◆ Exercise
Gather every line from the entries below that includes "Natifs".

◆ Provided data
## begin

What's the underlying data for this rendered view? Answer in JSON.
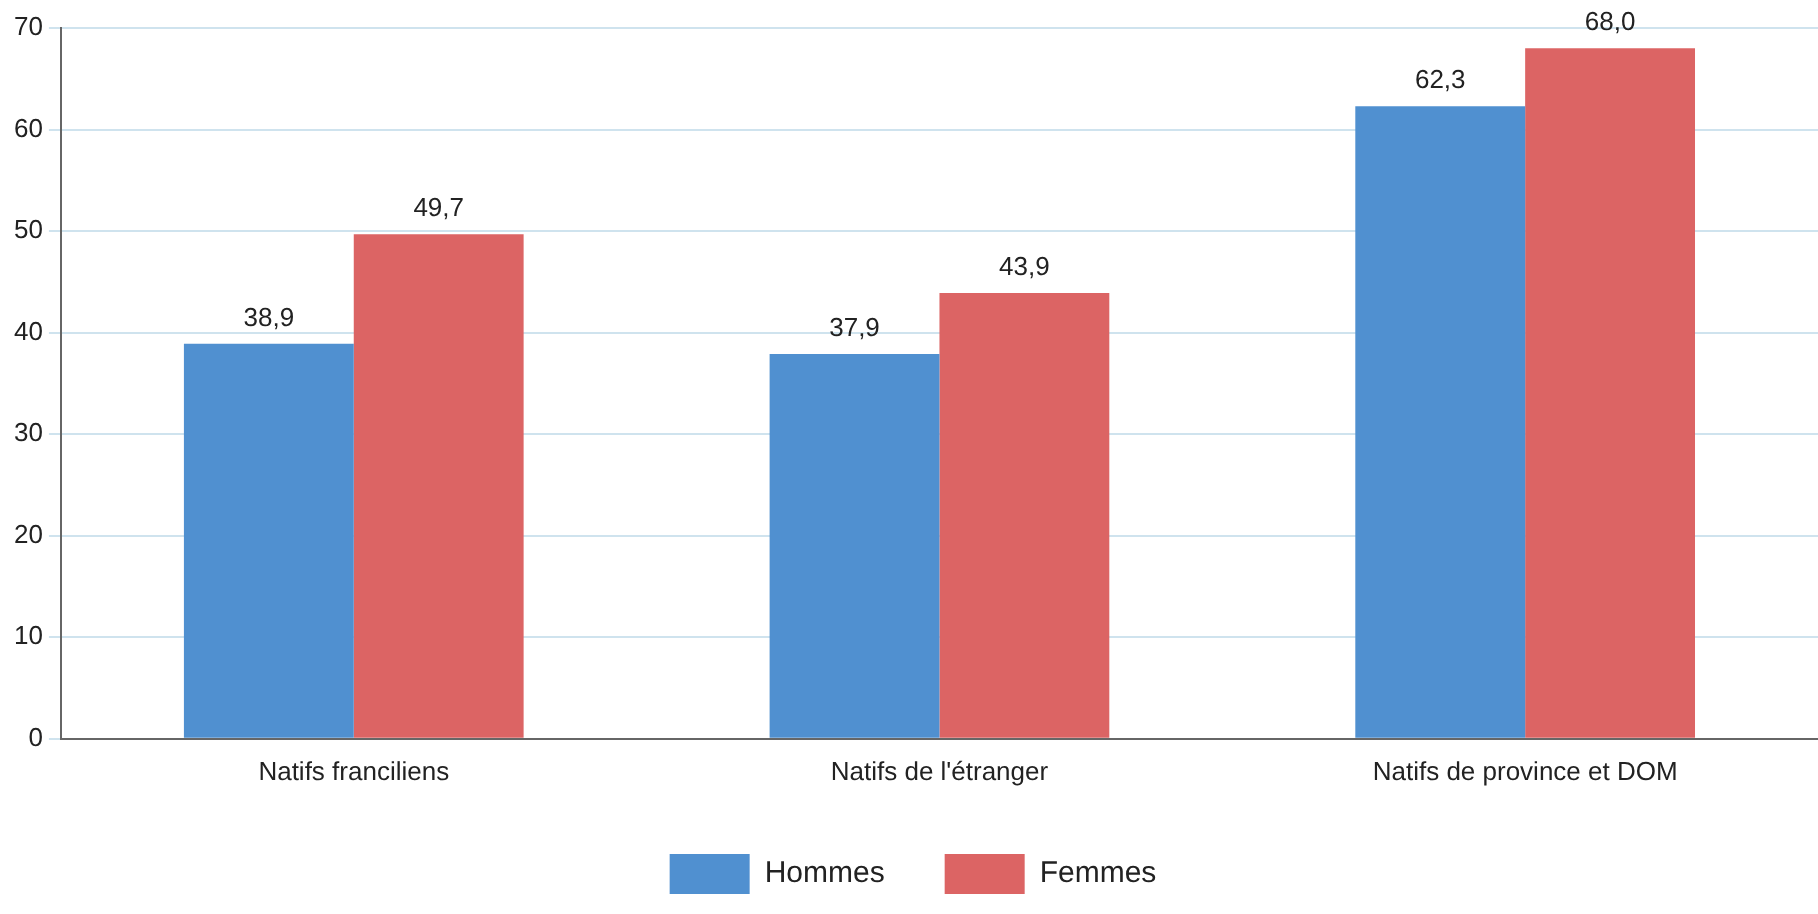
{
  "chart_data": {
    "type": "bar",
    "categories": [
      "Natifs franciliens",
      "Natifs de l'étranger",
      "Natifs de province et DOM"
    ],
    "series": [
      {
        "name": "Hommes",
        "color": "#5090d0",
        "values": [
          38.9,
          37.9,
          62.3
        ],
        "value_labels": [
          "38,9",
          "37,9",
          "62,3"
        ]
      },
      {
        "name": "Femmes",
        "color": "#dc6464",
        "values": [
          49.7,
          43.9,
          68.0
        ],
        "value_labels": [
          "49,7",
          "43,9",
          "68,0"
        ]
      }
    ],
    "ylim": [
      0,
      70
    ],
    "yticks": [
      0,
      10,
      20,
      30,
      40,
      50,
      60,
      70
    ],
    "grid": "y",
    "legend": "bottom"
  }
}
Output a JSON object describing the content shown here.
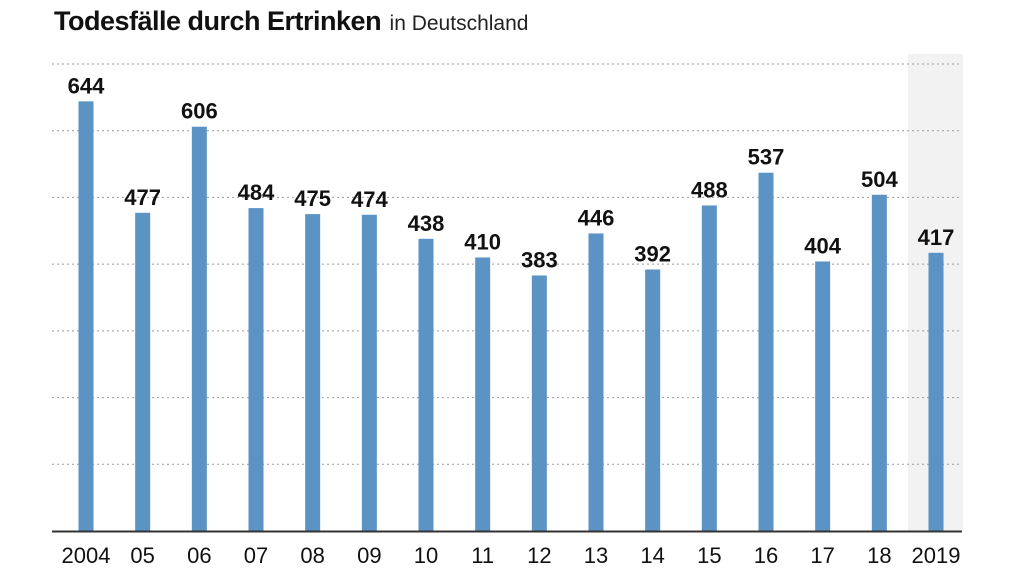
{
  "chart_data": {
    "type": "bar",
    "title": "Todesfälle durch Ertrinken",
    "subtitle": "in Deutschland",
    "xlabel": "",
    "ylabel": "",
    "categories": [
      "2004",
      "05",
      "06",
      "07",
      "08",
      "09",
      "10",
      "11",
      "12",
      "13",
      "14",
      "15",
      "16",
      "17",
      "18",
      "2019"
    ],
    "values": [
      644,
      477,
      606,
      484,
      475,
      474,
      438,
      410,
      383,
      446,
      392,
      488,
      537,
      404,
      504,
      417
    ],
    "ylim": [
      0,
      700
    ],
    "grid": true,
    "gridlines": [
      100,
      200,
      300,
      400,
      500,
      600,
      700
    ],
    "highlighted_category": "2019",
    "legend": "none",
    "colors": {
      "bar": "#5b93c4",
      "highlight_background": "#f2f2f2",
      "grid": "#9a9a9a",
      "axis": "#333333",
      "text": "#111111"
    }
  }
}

## end

◆ Response
      "Natifs franciliens",
      "Natifs de l'étranger",
      "Natifs de province et DOM"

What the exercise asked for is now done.